* START Supplied records *

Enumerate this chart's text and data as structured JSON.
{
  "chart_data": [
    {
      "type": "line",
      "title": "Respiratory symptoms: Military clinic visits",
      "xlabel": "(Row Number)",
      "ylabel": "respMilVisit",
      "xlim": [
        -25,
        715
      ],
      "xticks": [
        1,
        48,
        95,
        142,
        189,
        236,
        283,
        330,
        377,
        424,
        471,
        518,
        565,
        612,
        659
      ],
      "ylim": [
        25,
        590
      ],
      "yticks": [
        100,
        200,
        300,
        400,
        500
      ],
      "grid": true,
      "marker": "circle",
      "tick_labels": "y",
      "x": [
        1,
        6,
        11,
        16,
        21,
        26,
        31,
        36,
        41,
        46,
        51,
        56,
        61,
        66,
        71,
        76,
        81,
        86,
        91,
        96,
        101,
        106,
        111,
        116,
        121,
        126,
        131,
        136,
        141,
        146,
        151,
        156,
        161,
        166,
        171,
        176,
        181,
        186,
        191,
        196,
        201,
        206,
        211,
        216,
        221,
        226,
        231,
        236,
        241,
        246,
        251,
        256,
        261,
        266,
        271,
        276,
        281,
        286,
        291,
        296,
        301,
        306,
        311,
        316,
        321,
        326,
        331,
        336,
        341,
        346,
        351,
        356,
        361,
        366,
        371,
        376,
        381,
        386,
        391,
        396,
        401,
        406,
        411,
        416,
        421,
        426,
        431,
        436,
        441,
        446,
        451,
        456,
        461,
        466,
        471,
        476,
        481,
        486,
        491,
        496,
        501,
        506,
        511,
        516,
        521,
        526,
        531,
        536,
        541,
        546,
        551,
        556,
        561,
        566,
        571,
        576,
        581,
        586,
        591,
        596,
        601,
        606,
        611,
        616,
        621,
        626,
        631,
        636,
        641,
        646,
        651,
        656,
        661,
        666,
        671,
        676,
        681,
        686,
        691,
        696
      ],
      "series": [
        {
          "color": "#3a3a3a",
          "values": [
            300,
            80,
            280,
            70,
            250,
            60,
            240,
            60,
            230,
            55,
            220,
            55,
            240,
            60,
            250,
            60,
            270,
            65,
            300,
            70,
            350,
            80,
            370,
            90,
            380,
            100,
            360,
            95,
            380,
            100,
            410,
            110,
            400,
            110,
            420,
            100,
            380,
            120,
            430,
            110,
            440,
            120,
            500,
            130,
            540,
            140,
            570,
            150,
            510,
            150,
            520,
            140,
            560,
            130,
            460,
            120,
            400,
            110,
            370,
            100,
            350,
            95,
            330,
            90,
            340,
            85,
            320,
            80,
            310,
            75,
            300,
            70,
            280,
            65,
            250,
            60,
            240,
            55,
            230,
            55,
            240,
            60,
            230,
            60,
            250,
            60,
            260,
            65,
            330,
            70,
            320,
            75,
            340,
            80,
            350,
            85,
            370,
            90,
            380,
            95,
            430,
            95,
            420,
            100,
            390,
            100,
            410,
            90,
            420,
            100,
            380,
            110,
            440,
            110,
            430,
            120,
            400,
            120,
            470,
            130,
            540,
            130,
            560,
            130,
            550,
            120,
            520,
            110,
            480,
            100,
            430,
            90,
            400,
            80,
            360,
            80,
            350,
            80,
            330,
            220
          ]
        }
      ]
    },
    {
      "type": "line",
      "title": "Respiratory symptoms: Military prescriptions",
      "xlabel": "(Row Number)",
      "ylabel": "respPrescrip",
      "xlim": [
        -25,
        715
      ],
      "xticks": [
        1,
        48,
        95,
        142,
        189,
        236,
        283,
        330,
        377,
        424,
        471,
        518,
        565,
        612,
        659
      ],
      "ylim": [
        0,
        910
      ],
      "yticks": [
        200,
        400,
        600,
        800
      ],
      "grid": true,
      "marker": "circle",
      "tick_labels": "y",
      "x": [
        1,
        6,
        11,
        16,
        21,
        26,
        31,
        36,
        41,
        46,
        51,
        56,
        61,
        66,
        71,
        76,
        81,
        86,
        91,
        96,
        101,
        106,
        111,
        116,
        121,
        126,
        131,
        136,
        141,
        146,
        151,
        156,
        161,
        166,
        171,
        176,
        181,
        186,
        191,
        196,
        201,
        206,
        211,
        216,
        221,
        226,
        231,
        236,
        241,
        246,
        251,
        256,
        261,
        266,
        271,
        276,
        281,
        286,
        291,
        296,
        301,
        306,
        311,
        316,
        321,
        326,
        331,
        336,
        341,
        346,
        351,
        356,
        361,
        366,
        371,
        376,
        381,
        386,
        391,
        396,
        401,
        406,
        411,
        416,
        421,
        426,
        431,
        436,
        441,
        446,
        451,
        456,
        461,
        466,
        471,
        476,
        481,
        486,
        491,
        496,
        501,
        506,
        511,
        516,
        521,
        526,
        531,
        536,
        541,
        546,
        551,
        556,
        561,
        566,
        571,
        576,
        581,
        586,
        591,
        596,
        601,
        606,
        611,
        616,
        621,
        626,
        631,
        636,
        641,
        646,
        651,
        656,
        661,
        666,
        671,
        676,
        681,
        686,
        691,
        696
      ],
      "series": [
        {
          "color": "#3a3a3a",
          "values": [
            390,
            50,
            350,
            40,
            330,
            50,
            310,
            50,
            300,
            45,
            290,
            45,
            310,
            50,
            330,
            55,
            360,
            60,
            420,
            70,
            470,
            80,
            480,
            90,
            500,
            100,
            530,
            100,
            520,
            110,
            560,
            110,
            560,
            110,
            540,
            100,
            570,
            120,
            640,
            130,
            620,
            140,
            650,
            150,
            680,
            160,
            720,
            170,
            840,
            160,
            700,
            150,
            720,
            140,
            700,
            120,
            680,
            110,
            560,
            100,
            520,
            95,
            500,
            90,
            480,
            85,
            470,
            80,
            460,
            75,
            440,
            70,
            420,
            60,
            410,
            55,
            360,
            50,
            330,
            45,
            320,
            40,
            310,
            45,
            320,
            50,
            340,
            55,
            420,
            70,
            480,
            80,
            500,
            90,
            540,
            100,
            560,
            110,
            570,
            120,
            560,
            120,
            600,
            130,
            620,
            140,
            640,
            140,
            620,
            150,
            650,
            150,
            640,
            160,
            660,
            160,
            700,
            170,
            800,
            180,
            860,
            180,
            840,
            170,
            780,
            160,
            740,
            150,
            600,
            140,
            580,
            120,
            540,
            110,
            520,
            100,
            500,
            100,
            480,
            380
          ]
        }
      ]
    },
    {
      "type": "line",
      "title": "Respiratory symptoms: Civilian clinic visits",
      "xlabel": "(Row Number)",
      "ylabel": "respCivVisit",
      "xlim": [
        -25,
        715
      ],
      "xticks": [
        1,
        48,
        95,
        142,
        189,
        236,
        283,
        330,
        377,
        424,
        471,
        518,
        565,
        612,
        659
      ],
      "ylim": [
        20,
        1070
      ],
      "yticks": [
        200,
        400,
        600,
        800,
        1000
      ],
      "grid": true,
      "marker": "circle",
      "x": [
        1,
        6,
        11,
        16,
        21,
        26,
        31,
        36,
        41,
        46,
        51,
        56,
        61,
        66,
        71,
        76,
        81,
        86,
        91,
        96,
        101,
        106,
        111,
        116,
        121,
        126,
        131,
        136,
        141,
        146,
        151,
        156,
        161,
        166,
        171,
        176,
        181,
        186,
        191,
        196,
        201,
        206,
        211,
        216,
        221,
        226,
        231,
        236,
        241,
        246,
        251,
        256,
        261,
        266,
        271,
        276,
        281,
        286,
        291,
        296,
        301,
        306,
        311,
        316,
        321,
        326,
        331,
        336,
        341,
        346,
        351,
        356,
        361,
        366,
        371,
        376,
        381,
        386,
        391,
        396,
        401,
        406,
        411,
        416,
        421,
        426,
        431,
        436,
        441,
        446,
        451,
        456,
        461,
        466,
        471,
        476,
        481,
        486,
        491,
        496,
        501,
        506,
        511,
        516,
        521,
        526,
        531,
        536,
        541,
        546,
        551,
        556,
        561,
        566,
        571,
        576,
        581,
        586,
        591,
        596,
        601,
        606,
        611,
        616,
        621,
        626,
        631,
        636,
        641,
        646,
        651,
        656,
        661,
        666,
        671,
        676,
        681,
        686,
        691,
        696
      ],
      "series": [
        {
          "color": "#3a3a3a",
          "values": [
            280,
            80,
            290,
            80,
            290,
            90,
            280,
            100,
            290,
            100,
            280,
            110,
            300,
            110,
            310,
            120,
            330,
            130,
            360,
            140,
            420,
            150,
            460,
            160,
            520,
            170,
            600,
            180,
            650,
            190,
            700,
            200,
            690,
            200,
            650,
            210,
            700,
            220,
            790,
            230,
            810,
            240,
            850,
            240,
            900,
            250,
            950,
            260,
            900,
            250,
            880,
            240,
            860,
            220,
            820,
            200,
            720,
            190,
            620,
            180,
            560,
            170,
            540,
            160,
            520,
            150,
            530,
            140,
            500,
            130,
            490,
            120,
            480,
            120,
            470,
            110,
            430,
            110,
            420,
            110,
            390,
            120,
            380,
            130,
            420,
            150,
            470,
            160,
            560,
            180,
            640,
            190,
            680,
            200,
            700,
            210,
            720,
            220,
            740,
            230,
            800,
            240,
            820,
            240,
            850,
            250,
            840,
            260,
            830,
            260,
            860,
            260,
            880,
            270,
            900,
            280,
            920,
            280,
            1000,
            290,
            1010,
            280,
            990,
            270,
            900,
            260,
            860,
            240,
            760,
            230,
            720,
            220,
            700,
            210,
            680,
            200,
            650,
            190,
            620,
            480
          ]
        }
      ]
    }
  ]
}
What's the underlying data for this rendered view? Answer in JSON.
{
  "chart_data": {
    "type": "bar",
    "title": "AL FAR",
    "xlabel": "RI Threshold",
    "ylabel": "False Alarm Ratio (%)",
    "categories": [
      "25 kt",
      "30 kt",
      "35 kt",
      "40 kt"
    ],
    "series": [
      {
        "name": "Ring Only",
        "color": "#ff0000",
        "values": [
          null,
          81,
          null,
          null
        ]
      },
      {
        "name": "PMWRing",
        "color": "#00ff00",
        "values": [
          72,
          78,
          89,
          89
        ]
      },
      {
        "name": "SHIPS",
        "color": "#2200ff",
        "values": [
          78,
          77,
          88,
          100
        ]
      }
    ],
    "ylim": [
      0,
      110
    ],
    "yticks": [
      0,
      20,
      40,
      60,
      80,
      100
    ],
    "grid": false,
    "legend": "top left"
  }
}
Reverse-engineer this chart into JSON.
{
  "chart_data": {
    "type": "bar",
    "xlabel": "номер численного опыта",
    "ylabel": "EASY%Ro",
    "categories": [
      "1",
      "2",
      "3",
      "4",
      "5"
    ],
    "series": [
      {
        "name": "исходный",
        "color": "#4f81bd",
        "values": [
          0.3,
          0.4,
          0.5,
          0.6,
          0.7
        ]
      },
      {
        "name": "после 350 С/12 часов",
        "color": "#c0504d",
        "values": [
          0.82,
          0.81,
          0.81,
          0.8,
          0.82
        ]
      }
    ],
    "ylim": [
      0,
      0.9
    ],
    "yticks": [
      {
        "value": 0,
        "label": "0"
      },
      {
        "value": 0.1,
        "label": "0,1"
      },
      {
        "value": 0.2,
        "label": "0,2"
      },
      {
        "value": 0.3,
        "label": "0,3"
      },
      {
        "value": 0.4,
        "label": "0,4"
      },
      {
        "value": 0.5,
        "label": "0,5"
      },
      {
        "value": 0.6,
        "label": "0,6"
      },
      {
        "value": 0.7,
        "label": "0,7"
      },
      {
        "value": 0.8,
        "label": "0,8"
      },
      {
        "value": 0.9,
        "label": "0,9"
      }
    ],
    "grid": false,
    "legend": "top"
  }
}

* END Supplied records *

• Short problem:
Gather each line that holds "symptoms".

• Right answer:
      "title": "Respiratory symptoms: Military clinic visits",
      "title": "Respiratory symptoms: Military prescriptions",
      "title": "Respiratory symptoms: Civilian clinic visits",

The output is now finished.